>> begin MATERIAL FOR THIS EXERCISE

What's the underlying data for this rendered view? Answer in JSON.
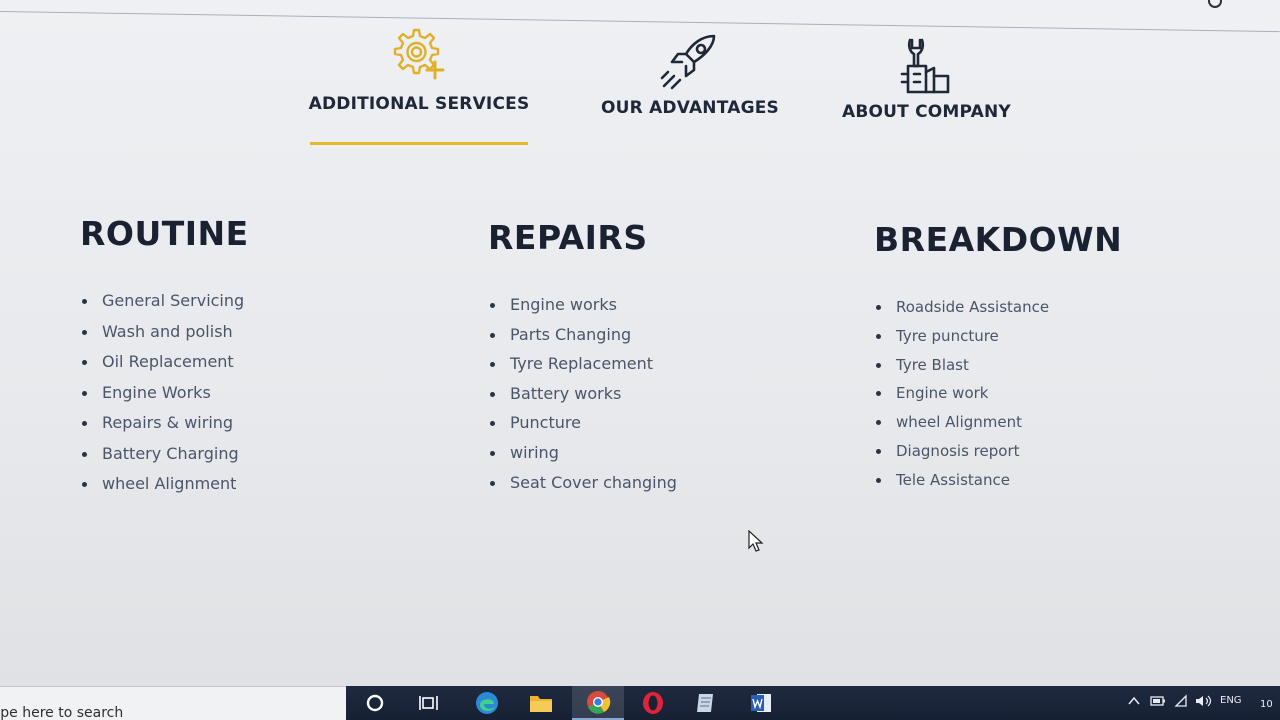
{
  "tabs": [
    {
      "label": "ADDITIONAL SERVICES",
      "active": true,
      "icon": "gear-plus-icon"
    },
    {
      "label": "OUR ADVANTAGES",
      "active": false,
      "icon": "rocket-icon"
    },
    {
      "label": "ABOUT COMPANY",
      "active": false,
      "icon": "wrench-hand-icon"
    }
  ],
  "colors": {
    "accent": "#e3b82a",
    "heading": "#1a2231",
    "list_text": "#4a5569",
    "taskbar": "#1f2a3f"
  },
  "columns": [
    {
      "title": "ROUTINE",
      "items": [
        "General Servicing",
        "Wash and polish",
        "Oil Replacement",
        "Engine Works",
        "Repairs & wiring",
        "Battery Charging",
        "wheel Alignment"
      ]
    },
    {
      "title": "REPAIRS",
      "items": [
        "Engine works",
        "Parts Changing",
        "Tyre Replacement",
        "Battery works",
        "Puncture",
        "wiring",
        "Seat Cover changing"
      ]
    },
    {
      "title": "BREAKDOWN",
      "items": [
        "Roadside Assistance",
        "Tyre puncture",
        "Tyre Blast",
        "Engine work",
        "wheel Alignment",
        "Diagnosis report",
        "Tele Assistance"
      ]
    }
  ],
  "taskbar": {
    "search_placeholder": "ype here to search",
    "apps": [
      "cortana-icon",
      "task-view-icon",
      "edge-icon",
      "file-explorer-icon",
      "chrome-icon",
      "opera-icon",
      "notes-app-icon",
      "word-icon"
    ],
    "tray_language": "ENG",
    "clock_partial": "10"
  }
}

>> end MATERIAL FOR THIS EXERCISE
>> begin MATERIAL FOR THIS EXERCISE

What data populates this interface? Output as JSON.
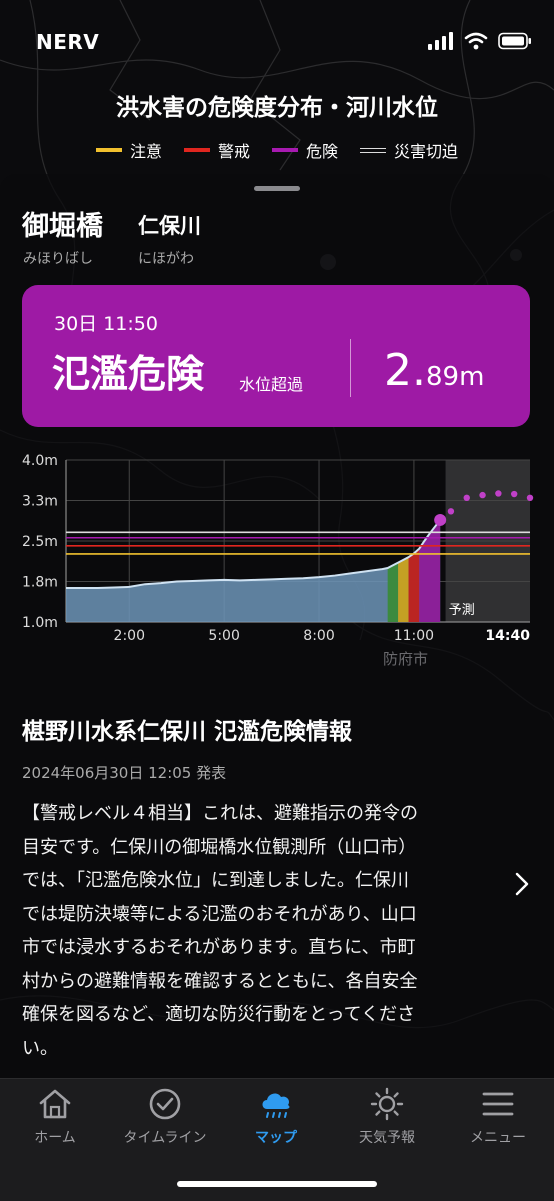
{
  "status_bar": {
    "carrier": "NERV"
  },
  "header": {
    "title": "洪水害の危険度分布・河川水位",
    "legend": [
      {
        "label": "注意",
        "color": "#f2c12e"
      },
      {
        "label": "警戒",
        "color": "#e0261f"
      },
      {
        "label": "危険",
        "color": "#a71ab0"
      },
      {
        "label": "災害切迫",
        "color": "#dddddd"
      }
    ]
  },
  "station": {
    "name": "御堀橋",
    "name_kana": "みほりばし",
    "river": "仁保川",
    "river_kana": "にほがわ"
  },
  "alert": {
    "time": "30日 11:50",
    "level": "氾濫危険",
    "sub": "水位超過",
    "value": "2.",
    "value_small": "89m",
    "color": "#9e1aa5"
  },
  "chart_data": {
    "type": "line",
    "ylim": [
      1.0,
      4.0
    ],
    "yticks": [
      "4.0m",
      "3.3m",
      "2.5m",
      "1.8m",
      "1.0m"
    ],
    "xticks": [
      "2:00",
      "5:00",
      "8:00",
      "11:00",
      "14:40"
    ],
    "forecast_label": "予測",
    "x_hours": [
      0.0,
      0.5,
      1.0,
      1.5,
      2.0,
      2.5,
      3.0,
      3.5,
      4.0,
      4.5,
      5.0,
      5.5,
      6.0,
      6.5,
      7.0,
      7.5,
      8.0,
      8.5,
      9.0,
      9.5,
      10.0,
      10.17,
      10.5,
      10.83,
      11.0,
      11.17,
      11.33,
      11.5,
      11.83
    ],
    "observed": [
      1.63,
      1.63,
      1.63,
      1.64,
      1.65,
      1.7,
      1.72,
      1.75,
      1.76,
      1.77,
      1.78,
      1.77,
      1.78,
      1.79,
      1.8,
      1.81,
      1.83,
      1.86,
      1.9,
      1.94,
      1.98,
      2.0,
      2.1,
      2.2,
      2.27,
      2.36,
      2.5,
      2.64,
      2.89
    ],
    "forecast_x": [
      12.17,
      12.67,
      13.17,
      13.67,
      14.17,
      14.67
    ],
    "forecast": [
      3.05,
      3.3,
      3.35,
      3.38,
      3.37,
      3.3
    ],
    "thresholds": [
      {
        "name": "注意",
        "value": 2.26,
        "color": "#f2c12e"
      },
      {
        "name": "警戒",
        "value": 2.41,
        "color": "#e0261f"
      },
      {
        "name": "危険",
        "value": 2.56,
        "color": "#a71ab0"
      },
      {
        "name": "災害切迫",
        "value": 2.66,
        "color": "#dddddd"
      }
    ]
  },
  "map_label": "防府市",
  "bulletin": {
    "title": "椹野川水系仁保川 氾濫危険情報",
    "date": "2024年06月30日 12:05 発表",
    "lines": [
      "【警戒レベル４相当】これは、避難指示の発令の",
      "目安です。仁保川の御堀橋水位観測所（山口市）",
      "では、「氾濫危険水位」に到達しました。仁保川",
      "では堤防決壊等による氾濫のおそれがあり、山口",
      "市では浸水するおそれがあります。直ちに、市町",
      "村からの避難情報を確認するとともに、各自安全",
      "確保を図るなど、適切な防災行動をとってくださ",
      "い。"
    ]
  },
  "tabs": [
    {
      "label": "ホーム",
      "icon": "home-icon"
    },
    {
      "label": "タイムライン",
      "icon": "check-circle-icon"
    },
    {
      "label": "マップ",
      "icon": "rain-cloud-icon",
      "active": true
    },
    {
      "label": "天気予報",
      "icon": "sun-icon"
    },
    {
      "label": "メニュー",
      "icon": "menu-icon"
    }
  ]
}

>> end MATERIAL FOR THIS EXERCISE

SET EXERCISE: Pick out every line with the string "JSON" and copy it.

ANSWER TO THIS TASK:
What's the underlying data for this rendered view? Answer in JSON.
What data populates this interface? Output as JSON.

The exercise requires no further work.